- _Written exercise_
Reproduce all of the data below without alteration; exclude every picture.

* * * * * * *

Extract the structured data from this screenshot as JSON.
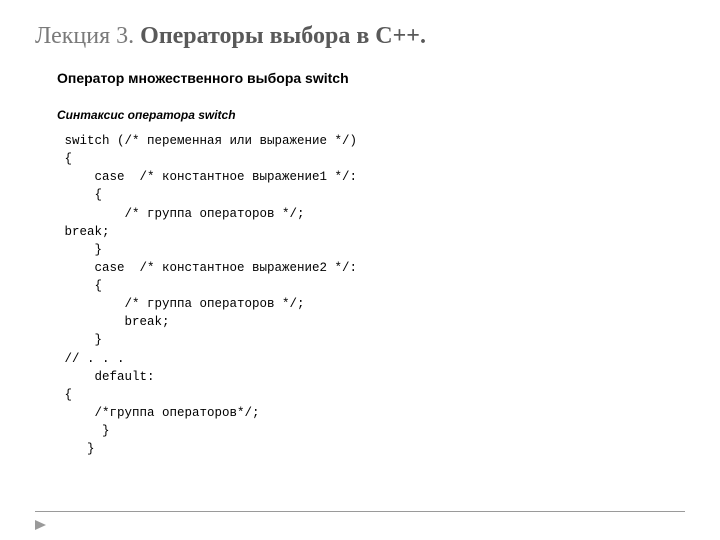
{
  "title": {
    "light": "Лекция 3. ",
    "bold": "Операторы выбора в С++."
  },
  "subtitle": "Оператор множественного выбора switch",
  "syntaxLabel": "Синтаксис оператора switch",
  "code": " switch (/* переменная или выражение */)\n {\n     case  /* константное выражение1 */:\n     {\n         /* группа операторов */;\n break;\n     }\n     case  /* константное выражение2 */:\n     {\n         /* группа операторов */;\n         break;\n     }\n // . . .\n     default:\n {\n     /*группа операторов*/;\n      }\n    }"
}
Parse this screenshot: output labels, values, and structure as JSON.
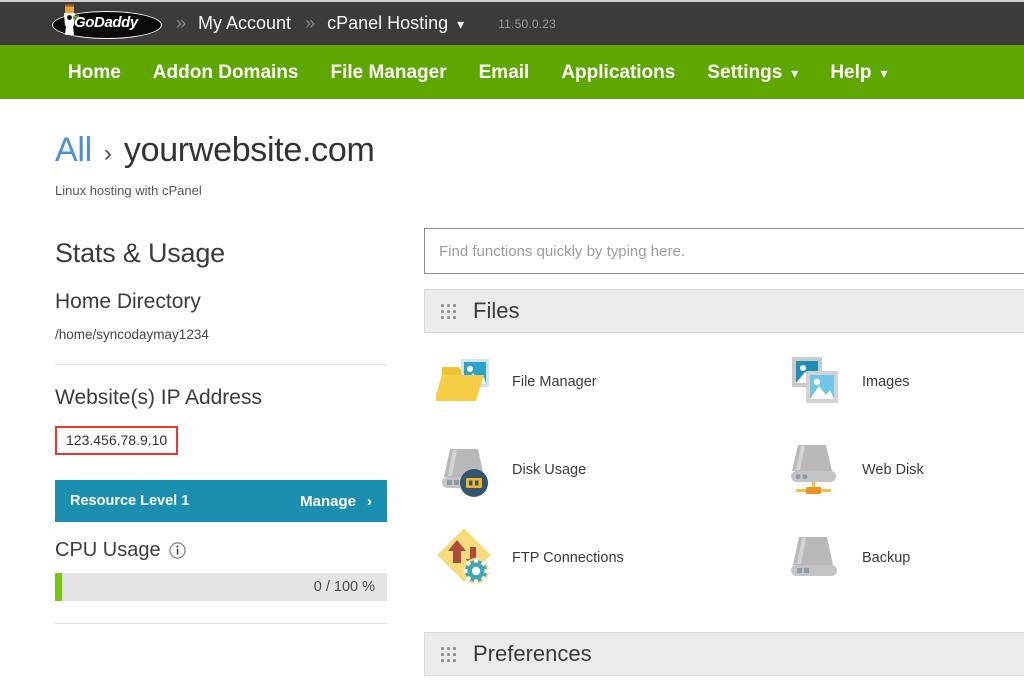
{
  "topbar": {
    "logo_text": "GoDaddy",
    "logo_icon": "godaddy-mascot-logo",
    "separator": "»",
    "my_account_label": "My Account",
    "hosting_label": "cPanel Hosting",
    "hosting_caret_icon": "chevron-down-icon",
    "version": "11.50.0.23",
    "bg_color": "#3b3b3b"
  },
  "nav": {
    "bg_color": "#5ea700",
    "items": [
      {
        "label": "Home",
        "caret": false
      },
      {
        "label": "Addon Domains",
        "caret": false
      },
      {
        "label": "File Manager",
        "caret": false
      },
      {
        "label": "Email",
        "caret": false
      },
      {
        "label": "Applications",
        "caret": false
      },
      {
        "label": "Settings",
        "caret": true
      },
      {
        "label": "Help",
        "caret": true
      }
    ],
    "caret_icon": "chevron-down-icon"
  },
  "breadcrumb": {
    "all_label": "All",
    "arrow": "›",
    "site_label": "yourwebsite.com",
    "subtitle": "Linux hosting with cPanel",
    "link_color": "#4b8fd6"
  },
  "sidebar": {
    "title": "Stats & Usage",
    "home_directory": {
      "label": "Home Directory",
      "value": "/home/syncodaymay1234"
    },
    "ip": {
      "label": "Website(s) IP Address",
      "value": "123.456.78.9.10",
      "highlight_color": "#e23a30"
    },
    "resource": {
      "level_label": "Resource Level 1",
      "manage_label": "Manage",
      "chevron_icon": "chevron-right-icon",
      "bg_color": "#1b8fb0"
    },
    "cpu": {
      "label": "CPU Usage",
      "info_icon": "info-circle-icon",
      "value_text": "0 / 100 %",
      "percent": 0,
      "fill_color": "#76c514"
    }
  },
  "search": {
    "placeholder": "Find functions quickly by typing here.",
    "value": ""
  },
  "panels": [
    {
      "title": "Files",
      "grip_icon": "drag-grip-icon"
    },
    {
      "title": "Preferences",
      "grip_icon": "drag-grip-icon"
    }
  ],
  "files_tiles": [
    {
      "label": "File Manager",
      "icon": "folder-image-icon"
    },
    {
      "label": "Images",
      "icon": "images-stack-icon"
    },
    {
      "label": "Disk Usage",
      "icon": "disk-usage-icon"
    },
    {
      "label": "Web Disk",
      "icon": "web-disk-icon"
    },
    {
      "label": "FTP Connections",
      "icon": "ftp-connections-icon"
    },
    {
      "label": "Backup",
      "icon": "backup-drive-icon"
    }
  ]
}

* * * * * * *

- _Response for this exercise_
Extract the structured data from this screenshot as JSON.
{
  "title": {
    "light": "Лекция 3. ",
    "bold": "Операторы выбора в С++."
  },
  "subtitle": "Оператор множественного выбора switch",
  "syntaxLabel": "Синтаксис оператора switch",
  "code": " switch (/* переменная или выражение */)\n {\n     case  /* константное выражение1 */:\n     {\n         /* группа операторов */;\n break;\n     }\n     case  /* константное выражение2 */:\n     {\n         /* группа операторов */;\n         break;\n     }\n // . . .\n     default:\n {\n     /*группа операторов*/;\n      }\n    }"
}
Parse this screenshot: output labels, values, and structure as JSON.
{
  "topbar": {
    "logo_text": "GoDaddy",
    "logo_icon": "godaddy-mascot-logo",
    "separator": "»",
    "my_account_label": "My Account",
    "hosting_label": "cPanel Hosting",
    "hosting_caret_icon": "chevron-down-icon",
    "version": "11.50.0.23",
    "bg_color": "#3b3b3b"
  },
  "nav": {
    "bg_color": "#5ea700",
    "items": [
      {
        "label": "Home",
        "caret": false
      },
      {
        "label": "Addon Domains",
        "caret": false
      },
      {
        "label": "File Manager",
        "caret": false
      },
      {
        "label": "Email",
        "caret": false
      },
      {
        "label": "Applications",
        "caret": false
      },
      {
        "label": "Settings",
        "caret": true
      },
      {
        "label": "Help",
        "caret": true
      }
    ],
    "caret_icon": "chevron-down-icon"
  },
  "breadcrumb": {
    "all_label": "All",
    "arrow": "›",
    "site_label": "yourwebsite.com",
    "subtitle": "Linux hosting with cPanel",
    "link_color": "#4b8fd6"
  },
  "sidebar": {
    "title": "Stats & Usage",
    "home_directory": {
      "label": "Home Directory",
      "value": "/home/syncodaymay1234"
    },
    "ip": {
      "label": "Website(s) IP Address",
      "value": "123.456.78.9.10",
      "highlight_color": "#e23a30"
    },
    "resource": {
      "level_label": "Resource Level 1",
      "manage_label": "Manage",
      "chevron_icon": "chevron-right-icon",
      "bg_color": "#1b8fb0"
    },
    "cpu": {
      "label": "CPU Usage",
      "info_icon": "info-circle-icon",
      "value_text": "0 / 100 %",
      "percent": 0,
      "fill_color": "#76c514"
    }
  },
  "search": {
    "placeholder": "Find functions quickly by typing here.",
    "value": ""
  },
  "panels": [
    {
      "title": "Files",
      "grip_icon": "drag-grip-icon"
    },
    {
      "title": "Preferences",
      "grip_icon": "drag-grip-icon"
    }
  ],
  "files_tiles": [
    {
      "label": "File Manager",
      "icon": "folder-image-icon"
    },
    {
      "label": "Images",
      "icon": "images-stack-icon"
    },
    {
      "label": "Disk Usage",
      "icon": "disk-usage-icon"
    },
    {
      "label": "Web Disk",
      "icon": "web-disk-icon"
    },
    {
      "label": "FTP Connections",
      "icon": "ftp-connections-icon"
    },
    {
      "label": "Backup",
      "icon": "backup-drive-icon"
    }
  ]
}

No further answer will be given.